- [SHORT PROBLEM] Scan the following material for the string "type" and copy each line in which it appears.

◇ ◇ ◇ ◇

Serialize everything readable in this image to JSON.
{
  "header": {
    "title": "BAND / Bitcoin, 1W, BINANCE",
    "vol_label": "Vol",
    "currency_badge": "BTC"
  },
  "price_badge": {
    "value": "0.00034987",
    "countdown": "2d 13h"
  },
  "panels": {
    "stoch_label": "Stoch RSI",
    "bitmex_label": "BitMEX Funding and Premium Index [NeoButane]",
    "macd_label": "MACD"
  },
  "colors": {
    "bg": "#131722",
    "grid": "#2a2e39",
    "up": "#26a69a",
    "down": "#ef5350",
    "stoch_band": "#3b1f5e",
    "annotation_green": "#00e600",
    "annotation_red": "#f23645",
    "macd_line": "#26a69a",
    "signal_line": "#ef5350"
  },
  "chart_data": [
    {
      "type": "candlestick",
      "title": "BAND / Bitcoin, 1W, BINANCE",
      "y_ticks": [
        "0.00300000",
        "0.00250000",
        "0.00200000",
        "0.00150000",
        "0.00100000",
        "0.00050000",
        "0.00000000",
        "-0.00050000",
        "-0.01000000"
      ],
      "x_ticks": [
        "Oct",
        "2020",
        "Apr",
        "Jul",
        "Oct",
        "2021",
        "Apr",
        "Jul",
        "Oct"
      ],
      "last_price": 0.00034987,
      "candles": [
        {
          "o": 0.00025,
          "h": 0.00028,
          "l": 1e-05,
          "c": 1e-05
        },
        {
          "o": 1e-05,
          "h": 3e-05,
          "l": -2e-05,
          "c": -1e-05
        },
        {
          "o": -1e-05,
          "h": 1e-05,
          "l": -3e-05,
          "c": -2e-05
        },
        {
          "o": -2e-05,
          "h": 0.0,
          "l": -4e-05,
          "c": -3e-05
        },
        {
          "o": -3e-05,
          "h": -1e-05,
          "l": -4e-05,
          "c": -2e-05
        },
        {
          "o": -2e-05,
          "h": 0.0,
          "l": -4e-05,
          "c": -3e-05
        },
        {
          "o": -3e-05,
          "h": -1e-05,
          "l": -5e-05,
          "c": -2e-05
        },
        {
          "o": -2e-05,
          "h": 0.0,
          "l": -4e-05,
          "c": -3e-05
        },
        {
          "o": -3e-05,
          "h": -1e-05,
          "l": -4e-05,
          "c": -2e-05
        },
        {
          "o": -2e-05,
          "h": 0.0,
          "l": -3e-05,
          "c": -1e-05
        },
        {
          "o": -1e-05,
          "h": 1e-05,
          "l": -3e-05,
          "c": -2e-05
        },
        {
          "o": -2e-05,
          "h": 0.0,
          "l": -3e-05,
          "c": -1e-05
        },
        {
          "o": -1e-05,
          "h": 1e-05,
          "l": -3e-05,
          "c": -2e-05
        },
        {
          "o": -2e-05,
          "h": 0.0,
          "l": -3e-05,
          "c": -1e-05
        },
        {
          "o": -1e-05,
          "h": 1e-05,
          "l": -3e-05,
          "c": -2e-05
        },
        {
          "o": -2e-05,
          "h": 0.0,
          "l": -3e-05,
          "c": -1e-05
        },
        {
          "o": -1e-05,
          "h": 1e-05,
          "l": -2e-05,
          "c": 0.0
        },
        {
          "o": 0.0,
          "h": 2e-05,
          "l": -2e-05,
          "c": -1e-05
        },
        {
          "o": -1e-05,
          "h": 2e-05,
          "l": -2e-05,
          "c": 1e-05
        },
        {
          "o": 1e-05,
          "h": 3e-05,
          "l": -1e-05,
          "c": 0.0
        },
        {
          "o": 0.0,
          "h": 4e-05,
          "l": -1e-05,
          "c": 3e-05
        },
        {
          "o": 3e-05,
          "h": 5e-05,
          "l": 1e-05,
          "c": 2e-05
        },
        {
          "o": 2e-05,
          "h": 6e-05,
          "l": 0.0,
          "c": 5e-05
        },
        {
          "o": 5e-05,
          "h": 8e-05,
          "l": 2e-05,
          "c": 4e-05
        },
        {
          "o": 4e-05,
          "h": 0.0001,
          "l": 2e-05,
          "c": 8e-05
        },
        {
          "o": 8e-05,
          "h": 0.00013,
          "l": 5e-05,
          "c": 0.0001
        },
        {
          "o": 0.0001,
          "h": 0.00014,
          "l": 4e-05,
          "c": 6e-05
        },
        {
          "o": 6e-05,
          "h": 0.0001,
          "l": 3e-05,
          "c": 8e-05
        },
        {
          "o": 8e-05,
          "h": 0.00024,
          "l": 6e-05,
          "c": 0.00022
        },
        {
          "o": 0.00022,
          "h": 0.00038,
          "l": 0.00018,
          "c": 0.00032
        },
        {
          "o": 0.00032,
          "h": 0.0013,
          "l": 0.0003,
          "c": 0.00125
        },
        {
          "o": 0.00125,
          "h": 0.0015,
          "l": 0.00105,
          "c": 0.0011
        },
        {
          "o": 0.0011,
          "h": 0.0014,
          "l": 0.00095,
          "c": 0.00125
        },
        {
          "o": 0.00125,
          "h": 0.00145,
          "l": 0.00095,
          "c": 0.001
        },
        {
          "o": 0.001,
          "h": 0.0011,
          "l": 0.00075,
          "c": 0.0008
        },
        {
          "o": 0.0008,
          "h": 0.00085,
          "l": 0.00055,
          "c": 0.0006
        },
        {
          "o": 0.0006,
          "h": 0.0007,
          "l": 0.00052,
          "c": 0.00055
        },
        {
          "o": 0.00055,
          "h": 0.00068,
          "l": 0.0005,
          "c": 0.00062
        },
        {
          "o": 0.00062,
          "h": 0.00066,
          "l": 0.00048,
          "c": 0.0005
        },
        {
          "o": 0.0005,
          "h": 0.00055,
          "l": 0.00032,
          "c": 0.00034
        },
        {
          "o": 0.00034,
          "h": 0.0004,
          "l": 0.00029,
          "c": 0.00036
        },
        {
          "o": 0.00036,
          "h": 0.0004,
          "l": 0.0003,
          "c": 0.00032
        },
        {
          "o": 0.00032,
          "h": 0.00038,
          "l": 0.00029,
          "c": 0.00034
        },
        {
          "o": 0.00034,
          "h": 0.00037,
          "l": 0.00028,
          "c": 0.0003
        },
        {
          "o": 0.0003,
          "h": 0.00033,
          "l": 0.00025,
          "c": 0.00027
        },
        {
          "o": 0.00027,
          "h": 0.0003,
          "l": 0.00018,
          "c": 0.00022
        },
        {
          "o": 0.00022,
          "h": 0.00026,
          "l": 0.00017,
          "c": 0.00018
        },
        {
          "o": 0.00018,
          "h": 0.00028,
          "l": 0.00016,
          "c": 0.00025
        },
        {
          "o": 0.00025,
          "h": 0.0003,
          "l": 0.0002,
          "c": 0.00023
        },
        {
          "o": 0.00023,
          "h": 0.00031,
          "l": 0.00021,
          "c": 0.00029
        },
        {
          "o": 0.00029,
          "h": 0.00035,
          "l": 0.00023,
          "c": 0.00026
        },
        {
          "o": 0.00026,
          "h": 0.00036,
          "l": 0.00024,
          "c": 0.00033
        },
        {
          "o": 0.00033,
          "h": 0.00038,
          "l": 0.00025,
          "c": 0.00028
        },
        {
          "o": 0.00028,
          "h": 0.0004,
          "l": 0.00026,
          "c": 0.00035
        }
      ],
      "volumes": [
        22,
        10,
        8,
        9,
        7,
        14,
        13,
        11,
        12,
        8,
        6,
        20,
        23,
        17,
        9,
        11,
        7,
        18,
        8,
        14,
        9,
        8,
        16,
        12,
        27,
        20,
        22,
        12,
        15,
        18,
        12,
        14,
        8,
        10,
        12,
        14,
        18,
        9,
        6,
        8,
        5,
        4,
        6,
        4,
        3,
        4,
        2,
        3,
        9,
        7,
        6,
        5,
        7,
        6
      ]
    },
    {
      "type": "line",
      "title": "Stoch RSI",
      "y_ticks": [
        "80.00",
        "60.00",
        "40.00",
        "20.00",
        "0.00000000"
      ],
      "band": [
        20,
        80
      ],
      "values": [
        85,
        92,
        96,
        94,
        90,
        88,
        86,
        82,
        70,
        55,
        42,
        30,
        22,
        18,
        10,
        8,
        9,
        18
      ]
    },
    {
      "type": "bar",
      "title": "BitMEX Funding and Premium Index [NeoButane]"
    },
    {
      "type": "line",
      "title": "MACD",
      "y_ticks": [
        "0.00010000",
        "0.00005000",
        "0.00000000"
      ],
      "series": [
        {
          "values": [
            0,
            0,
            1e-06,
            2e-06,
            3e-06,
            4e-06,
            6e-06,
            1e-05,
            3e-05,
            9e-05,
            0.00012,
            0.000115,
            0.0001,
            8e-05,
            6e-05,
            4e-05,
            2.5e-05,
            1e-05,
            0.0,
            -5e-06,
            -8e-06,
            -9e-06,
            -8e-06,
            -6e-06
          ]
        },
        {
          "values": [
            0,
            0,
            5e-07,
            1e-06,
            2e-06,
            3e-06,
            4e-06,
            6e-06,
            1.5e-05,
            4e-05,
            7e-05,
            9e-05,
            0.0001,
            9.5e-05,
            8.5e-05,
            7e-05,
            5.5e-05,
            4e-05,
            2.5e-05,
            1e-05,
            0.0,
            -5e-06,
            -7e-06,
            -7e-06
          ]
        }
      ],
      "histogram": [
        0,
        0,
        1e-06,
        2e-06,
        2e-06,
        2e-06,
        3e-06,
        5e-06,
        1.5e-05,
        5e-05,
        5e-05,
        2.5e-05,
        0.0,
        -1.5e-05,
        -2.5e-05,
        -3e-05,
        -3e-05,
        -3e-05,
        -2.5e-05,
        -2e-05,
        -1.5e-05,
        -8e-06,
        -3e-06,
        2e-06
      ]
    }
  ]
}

◇ ◇ ◇ ◇

- [TASK RESULT]
      "type": "candlestick",
      "type": "line",
      "type": "bar",
      "type": "line",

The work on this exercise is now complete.